═══ Record extracts ═══
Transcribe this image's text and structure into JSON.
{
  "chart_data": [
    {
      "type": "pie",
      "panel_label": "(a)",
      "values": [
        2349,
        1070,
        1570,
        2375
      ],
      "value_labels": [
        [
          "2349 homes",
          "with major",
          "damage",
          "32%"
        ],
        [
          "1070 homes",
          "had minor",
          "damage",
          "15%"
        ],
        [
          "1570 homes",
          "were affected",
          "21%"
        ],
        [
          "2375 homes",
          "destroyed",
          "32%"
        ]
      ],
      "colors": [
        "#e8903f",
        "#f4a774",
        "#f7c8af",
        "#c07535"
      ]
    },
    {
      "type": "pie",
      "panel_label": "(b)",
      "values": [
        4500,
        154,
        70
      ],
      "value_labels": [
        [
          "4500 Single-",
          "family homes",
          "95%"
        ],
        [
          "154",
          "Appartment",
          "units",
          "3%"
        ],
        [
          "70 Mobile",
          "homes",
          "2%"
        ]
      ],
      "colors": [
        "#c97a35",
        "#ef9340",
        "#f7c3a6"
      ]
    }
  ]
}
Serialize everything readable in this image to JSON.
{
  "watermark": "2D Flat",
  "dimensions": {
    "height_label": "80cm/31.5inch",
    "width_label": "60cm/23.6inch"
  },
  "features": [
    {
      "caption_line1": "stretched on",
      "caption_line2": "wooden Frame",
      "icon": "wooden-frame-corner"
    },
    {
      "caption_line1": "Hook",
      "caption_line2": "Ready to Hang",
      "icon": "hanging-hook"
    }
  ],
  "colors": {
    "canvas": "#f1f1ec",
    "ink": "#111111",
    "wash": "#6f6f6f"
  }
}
═══
Aim :: Set down, word for word, every line from the line that holds "Serialize everything readable" to the end of the entries above, including both ends.

Result for this exercise ::
Serialize everything readable in this image to JSON.
{
  "watermark": "2D Flat",
  "dimensions": {
    "height_label": "80cm/31.5inch",
    "width_label": "60cm/23.6inch"
  },
  "features": [
    {
      "caption_line1": "stretched on",
      "caption_line2": "wooden Frame",
      "icon": "wooden-frame-corner"
    },
    {
      "caption_line1": "Hook",
      "caption_line2": "Ready to Hang",
      "icon": "hanging-hook"
    }
  ],
  "colors": {
    "canvas": "#f1f1ec",
    "ink": "#111111",
    "wash": "#6f6f6f"
  }
}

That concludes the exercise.